# Passage to read
On the other hand, its clear, that separate is not equal. Also, do 2/3 of people really support this? Or do they just say it because they want to "protect marriage" and don't want to sound bigoted. I guess we'll find out.
But wait, just because most Americans are open to civil unions, that doesn't mean it would be any easier to pull off.
It may be true that most of these amendments got in because the majority only oppose gay marriage, but not necessarily civil unions.
But the people and organizations who spearheaded them - like Focus on the Family - are far more extreme than even their own supporters. The anti-gay leaders don't want civil unions, domestic partnerships or anything else for gay people. They want homosexuality to be erased from the face of the earth.
Furthermore, in many cases, the lawmakers and religious leaders behind the amendments made sure the wording was vague and sweeping, and the public wasn't paying much attention when they voted on it.
Case in point: my state, Wisconsin. Our amendment doesn't just ban gay marriage, but also "anything similar" to it. If anyone tries to set up a civil union in Wisconsin, all the same organizations that supported the marriage ban will come out in full force again.
They will make all the same arguments: "homosexuality is a sin", "this will legitimize homosexuality and force children to learn about it in school", "this will lead to (insert totally unrelated social ill here)", "THINK OF THE CHILDREN!!!", and so on and so forth. It will be just like before, only this time they'll be able to use the already established wording to claim the constitution bans civil unions.
Which I might add, we tried to warn Wisconsinites about, but the dumbfucks didn't listen.
And then there are the thousands of laws that specifically require "marriage". Like the one just passed in Arkansas, it bans adoption rights for any non-married couples, does it not? How then could a civil union EVER be equal to a marriage?? It couldn't.
Either way you've got a social and legal clusterfuck on your hands.

# Dataset
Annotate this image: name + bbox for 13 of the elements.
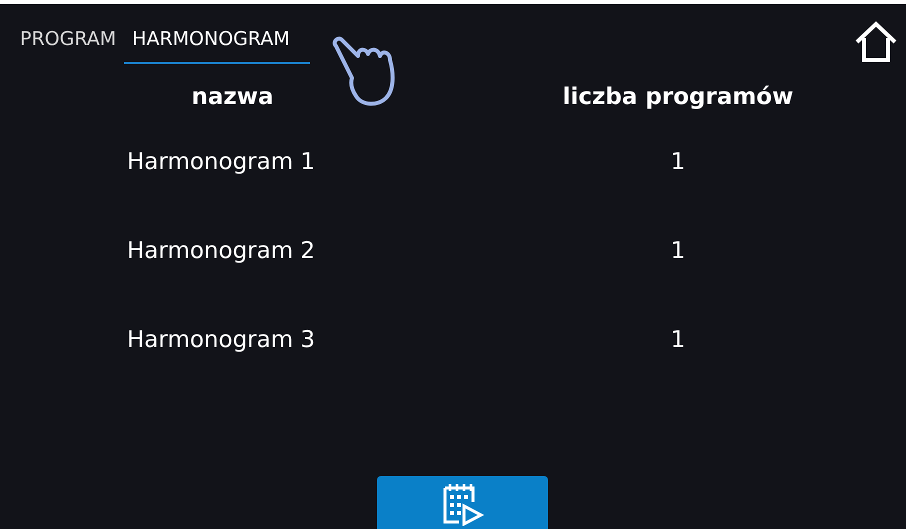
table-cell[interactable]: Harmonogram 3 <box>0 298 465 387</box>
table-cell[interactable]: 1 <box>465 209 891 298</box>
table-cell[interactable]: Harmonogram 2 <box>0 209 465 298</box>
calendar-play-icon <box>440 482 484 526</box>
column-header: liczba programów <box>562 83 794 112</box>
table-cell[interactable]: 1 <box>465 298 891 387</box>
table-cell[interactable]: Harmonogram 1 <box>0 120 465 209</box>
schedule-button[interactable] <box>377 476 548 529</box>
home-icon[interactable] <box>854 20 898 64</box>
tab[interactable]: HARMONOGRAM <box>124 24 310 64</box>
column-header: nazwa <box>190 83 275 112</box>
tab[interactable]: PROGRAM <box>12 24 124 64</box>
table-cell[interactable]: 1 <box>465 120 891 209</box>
--
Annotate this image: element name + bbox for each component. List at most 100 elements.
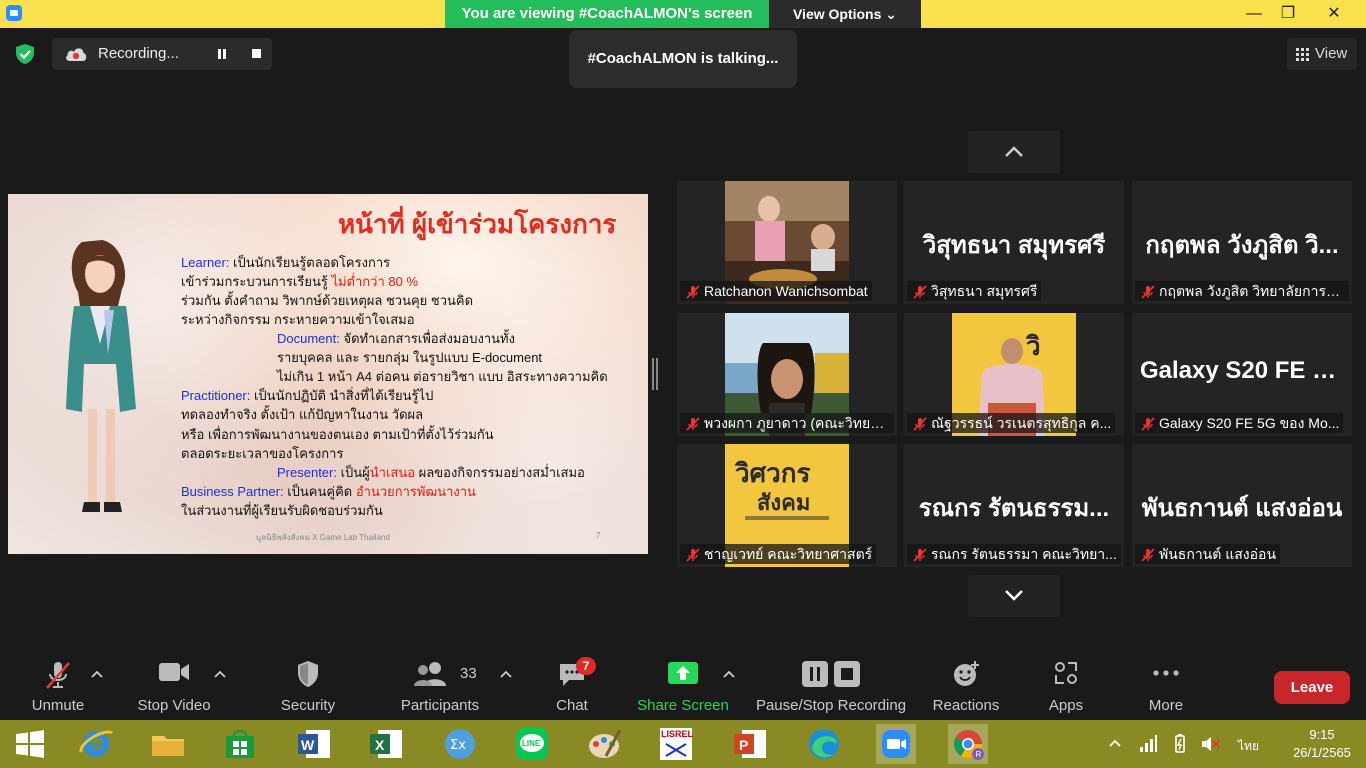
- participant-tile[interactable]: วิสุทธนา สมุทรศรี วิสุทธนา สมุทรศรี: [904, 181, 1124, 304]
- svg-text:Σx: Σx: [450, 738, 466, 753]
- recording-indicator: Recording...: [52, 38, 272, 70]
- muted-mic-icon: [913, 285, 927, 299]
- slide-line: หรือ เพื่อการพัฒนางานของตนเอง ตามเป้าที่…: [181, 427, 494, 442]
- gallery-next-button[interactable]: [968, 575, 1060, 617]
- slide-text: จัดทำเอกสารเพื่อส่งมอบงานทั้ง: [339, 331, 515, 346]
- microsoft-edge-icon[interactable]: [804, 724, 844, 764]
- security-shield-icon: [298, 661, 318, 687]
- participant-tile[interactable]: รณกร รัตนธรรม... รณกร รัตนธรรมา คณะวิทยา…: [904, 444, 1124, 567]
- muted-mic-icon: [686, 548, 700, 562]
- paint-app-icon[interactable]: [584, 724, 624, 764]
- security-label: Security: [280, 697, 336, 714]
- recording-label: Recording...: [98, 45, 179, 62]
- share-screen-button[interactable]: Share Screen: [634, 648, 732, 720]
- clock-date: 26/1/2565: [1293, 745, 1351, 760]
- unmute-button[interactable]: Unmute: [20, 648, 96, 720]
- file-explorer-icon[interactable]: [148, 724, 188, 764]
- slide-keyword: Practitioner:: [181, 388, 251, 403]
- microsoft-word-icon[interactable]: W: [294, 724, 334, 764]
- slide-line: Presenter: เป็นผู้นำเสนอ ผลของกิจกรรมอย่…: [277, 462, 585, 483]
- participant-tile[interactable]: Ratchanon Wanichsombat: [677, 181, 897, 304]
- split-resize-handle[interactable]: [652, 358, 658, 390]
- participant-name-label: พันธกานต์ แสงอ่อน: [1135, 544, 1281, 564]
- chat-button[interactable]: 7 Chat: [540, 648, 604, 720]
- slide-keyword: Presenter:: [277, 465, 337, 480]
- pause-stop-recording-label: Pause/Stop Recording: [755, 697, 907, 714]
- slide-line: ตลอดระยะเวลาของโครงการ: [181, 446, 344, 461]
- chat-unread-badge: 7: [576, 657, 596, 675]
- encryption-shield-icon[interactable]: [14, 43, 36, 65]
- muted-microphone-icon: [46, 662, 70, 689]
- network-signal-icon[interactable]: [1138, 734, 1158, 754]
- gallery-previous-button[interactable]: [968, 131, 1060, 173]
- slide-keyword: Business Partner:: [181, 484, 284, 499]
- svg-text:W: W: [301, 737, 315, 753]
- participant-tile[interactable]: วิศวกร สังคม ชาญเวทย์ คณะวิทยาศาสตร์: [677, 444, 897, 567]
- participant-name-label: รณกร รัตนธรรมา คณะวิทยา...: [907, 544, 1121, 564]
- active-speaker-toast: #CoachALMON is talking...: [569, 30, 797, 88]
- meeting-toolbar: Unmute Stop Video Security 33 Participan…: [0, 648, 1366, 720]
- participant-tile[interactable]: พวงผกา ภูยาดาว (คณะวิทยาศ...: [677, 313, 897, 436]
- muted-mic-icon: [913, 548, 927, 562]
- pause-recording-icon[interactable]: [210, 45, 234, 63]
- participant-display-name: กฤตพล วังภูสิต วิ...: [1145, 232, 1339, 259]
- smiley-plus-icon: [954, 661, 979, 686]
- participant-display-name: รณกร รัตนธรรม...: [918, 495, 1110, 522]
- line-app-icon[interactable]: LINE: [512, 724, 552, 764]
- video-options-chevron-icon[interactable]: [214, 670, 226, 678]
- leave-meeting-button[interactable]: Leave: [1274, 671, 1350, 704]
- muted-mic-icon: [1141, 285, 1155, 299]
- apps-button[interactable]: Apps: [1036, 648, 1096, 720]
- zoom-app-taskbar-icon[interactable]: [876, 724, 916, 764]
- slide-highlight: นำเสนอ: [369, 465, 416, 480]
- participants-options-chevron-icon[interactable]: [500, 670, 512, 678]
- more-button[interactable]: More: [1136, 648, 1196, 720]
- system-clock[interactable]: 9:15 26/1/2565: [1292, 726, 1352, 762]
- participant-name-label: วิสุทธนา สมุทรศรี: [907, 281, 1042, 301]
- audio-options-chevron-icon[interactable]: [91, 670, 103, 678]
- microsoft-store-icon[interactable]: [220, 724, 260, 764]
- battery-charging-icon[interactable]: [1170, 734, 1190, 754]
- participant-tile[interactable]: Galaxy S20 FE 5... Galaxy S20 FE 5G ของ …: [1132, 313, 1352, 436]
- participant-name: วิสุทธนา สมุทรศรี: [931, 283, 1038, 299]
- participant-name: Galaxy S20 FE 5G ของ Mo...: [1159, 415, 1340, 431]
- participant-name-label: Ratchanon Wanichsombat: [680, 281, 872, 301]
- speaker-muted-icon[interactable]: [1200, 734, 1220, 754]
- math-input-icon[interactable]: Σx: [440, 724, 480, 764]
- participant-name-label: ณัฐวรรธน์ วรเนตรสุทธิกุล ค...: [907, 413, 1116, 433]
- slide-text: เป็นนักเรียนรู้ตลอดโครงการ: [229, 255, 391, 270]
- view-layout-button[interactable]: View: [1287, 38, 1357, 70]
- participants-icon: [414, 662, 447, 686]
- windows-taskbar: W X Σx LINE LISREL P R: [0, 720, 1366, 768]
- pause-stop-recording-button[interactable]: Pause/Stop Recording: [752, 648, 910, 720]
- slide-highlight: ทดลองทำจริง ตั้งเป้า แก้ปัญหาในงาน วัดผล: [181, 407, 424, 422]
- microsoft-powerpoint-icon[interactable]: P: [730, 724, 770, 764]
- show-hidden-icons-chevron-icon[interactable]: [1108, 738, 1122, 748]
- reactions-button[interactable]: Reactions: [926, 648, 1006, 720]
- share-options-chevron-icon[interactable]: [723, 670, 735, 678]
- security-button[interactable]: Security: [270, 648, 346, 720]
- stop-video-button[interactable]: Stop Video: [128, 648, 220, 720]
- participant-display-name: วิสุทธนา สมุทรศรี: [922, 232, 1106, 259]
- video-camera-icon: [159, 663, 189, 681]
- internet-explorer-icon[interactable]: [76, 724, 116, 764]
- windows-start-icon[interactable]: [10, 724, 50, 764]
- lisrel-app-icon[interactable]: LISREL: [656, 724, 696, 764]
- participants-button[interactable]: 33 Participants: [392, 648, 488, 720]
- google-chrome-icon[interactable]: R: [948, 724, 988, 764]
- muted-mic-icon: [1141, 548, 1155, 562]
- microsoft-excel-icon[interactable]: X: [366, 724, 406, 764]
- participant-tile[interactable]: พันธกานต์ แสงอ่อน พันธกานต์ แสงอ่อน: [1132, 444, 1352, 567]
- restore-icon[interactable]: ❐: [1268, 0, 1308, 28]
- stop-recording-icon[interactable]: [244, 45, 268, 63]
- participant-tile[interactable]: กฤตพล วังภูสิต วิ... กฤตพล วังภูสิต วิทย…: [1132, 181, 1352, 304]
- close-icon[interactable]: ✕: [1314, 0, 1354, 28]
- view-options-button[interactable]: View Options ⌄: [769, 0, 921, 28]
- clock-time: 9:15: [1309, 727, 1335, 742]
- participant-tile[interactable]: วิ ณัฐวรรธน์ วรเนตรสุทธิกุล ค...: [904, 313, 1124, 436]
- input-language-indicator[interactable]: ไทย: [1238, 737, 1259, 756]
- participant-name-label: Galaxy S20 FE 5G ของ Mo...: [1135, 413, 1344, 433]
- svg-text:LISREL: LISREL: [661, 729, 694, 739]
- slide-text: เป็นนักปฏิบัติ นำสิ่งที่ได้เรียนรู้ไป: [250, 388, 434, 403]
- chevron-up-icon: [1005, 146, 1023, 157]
--
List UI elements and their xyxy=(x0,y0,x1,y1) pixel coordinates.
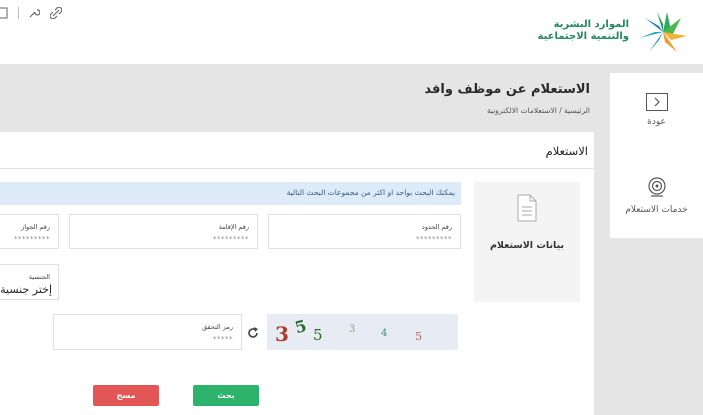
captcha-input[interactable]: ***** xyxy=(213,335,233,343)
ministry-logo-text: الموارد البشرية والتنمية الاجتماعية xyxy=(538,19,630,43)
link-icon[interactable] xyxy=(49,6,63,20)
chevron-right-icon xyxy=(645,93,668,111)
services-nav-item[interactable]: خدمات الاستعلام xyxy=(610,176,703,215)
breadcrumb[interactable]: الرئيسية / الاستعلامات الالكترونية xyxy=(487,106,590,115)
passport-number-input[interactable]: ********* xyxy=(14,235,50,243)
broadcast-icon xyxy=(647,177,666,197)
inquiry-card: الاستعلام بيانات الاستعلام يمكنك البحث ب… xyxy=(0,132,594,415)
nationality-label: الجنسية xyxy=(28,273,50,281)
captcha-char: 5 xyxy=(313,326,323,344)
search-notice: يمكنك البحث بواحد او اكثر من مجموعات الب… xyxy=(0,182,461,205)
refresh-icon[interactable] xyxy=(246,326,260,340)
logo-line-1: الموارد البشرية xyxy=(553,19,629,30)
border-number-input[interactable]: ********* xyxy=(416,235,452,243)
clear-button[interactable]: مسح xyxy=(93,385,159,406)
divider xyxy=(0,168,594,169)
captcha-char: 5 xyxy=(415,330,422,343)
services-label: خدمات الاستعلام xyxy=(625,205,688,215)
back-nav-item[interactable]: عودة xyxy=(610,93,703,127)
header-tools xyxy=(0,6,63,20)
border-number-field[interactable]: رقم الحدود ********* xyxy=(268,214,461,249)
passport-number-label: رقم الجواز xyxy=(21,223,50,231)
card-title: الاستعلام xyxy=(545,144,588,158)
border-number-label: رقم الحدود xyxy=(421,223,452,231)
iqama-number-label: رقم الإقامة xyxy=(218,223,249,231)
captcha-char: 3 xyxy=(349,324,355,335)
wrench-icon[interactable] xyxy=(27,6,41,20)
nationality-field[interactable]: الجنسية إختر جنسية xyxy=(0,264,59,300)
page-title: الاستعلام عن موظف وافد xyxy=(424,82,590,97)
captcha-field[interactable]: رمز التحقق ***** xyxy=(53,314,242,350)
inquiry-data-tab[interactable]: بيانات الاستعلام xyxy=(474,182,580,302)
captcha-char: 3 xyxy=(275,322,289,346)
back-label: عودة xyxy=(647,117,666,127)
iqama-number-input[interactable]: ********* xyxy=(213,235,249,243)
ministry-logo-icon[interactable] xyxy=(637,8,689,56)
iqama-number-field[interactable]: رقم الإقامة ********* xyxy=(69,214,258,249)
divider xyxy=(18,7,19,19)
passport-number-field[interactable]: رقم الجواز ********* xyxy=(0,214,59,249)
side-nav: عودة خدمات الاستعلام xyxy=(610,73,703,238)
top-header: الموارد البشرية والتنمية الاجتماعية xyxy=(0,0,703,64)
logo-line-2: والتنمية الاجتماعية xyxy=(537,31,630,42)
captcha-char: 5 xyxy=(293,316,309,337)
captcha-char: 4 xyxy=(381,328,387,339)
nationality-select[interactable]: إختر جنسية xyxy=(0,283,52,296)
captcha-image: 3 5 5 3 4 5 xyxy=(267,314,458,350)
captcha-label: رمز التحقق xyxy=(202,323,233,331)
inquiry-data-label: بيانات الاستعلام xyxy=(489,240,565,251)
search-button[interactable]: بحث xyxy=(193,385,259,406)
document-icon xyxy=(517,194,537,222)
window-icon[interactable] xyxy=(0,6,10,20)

# Written exercise
Could you reproduce the civil unions post word for word, starting at "But wait, just" and ending at "voted on it."?

# Output of the task
But wait, just because most Americans are open to civil unions, that doesn't mean it would be any easier to pull off.
It may be true that most of these amendments got in because the majority only oppose gay marriage, but not necessarily civil unions.
But the people and organizations who spearheaded them - like Focus on the Family - are far more extreme than even their own supporters. The anti-gay leaders don't want civil unions, domestic partnerships or anything else for gay people. They want homosexuality to be erased from the face of the earth.
Furthermore, in many cases, the lawmakers and religious leaders behind the amendments made sure the wording was vague and sweeping, and the public wasn't paying much attention when they voted on it.